## YOUR INSTRUCTIONS
Pictures do not belong in the copy. Return all of the entries exactly.

## TASK MATERIAL
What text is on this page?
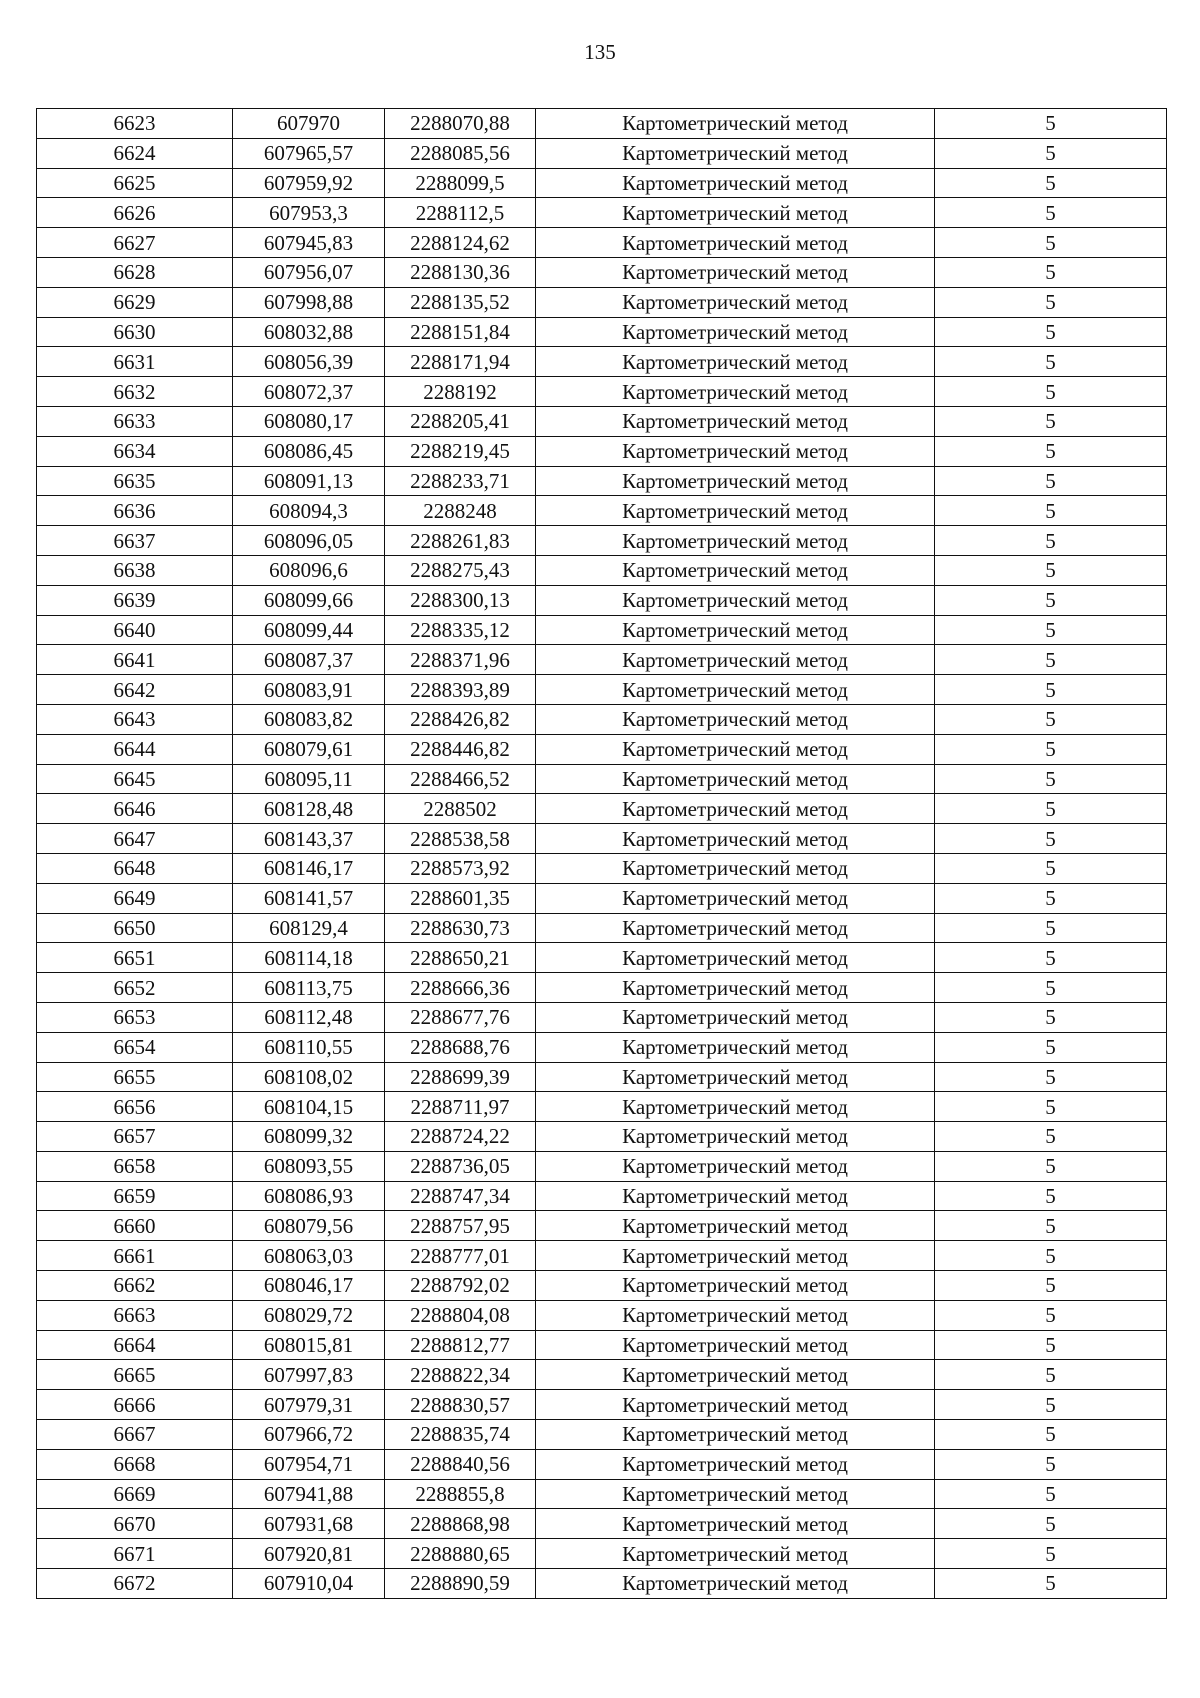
135
6623	607970	2288070,88	Картометрический метод	5
6624	607965,57	2288085,56	Картометрический метод	5
6625	607959,92	2288099,5	Картометрический метод	5
6626	607953,3	2288112,5	Картометрический метод	5
6627	607945,83	2288124,62	Картометрический метод	5
6628	607956,07	2288130,36	Картометрический метод	5
6629	607998,88	2288135,52	Картометрический метод	5
6630	608032,88	2288151,84	Картометрический метод	5
6631	608056,39	2288171,94	Картометрический метод	5
6632	608072,37	2288192	Картометрический метод	5
6633	608080,17	2288205,41	Картометрический метод	5
6634	608086,45	2288219,45	Картометрический метод	5
6635	608091,13	2288233,71	Картометрический метод	5
6636	608094,3	2288248	Картометрический метод	5
6637	608096,05	2288261,83	Картометрический метод	5
6638	608096,6	2288275,43	Картометрический метод	5
6639	608099,66	2288300,13	Картометрический метод	5
6640	608099,44	2288335,12	Картометрический метод	5
6641	608087,37	2288371,96	Картометрический метод	5
6642	608083,91	2288393,89	Картометрический метод	5
6643	608083,82	2288426,82	Картометрический метод	5
6644	608079,61	2288446,82	Картометрический метод	5
6645	608095,11	2288466,52	Картометрический метод	5
6646	608128,48	2288502	Картометрический метод	5
6647	608143,37	2288538,58	Картометрический метод	5
6648	608146,17	2288573,92	Картометрический метод	5
6649	608141,57	2288601,35	Картометрический метод	5
6650	608129,4	2288630,73	Картометрический метод	5
6651	608114,18	2288650,21	Картометрический метод	5
6652	608113,75	2288666,36	Картометрический метод	5
6653	608112,48	2288677,76	Картометрический метод	5
6654	608110,55	2288688,76	Картометрический метод	5
6655	608108,02	2288699,39	Картометрический метод	5
6656	608104,15	2288711,97	Картометрический метод	5
6657	608099,32	2288724,22	Картометрический метод	5
6658	608093,55	2288736,05	Картометрический метод	5
6659	608086,93	2288747,34	Картометрический метод	5
6660	608079,56	2288757,95	Картометрический метод	5
6661	608063,03	2288777,01	Картометрический метод	5
6662	608046,17	2288792,02	Картометрический метод	5
6663	608029,72	2288804,08	Картометрический метод	5
6664	608015,81	2288812,77	Картометрический метод	5
6665	607997,83	2288822,34	Картометрический метод	5
6666	607979,31	2288830,57	Картометрический метод	5
6667	607966,72	2288835,74	Картометрический метод	5
6668	607954,71	2288840,56	Картометрический метод	5
6669	607941,88	2288855,8	Картометрический метод	5
6670	607931,68	2288868,98	Картометрический метод	5
6671	607920,81	2288880,65	Картометрический метод	5
6672	607910,04	2288890,59	Картометрический метод	5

## TASK ANSWER
What text is on this page?
135
6623	607970	2288070,88	Картометрический метод	5
6624	607965,57	2288085,56	Картометрический метод	5
6625	607959,92	2288099,5	Картометрический метод	5
6626	607953,3	2288112,5	Картометрический метод	5
6627	607945,83	2288124,62	Картометрический метод	5
6628	607956,07	2288130,36	Картометрический метод	5
6629	607998,88	2288135,52	Картометрический метод	5
6630	608032,88	2288151,84	Картометрический метод	5
6631	608056,39	2288171,94	Картометрический метод	5
6632	608072,37	2288192	Картометрический метод	5
6633	608080,17	2288205,41	Картометрический метод	5
6634	608086,45	2288219,45	Картометрический метод	5
6635	608091,13	2288233,71	Картометрический метод	5
6636	608094,3	2288248	Картометрический метод	5
6637	608096,05	2288261,83	Картометрический метод	5
6638	608096,6	2288275,43	Картометрический метод	5
6639	608099,66	2288300,13	Картометрический метод	5
6640	608099,44	2288335,12	Картометрический метод	5
6641	608087,37	2288371,96	Картометрический метод	5
6642	608083,91	2288393,89	Картометрический метод	5
6643	608083,82	2288426,82	Картометрический метод	5
6644	608079,61	2288446,82	Картометрический метод	5
6645	608095,11	2288466,52	Картометрический метод	5
6646	608128,48	2288502	Картометрический метод	5
6647	608143,37	2288538,58	Картометрический метод	5
6648	608146,17	2288573,92	Картометрический метод	5
6649	608141,57	2288601,35	Картометрический метод	5
6650	608129,4	2288630,73	Картометрический метод	5
6651	608114,18	2288650,21	Картометрический метод	5
6652	608113,75	2288666,36	Картометрический метод	5
6653	608112,48	2288677,76	Картометрический метод	5
6654	608110,55	2288688,76	Картометрический метод	5
6655	608108,02	2288699,39	Картометрический метод	5
6656	608104,15	2288711,97	Картометрический метод	5
6657	608099,32	2288724,22	Картометрический метод	5
6658	608093,55	2288736,05	Картометрический метод	5
6659	608086,93	2288747,34	Картометрический метод	5
6660	608079,56	2288757,95	Картометрический метод	5
6661	608063,03	2288777,01	Картометрический метод	5
6662	608046,17	2288792,02	Картометрический метод	5
6663	608029,72	2288804,08	Картометрический метод	5
6664	608015,81	2288812,77	Картометрический метод	5
6665	607997,83	2288822,34	Картометрический метод	5
6666	607979,31	2288830,57	Картометрический метод	5
6667	607966,72	2288835,74	Картометрический метод	5
6668	607954,71	2288840,56	Картометрический метод	5
6669	607941,88	2288855,8	Картометрический метод	5
6670	607931,68	2288868,98	Картометрический метод	5
6671	607920,81	2288880,65	Картометрический метод	5
6672	607910,04	2288890,59	Картометрический метод	5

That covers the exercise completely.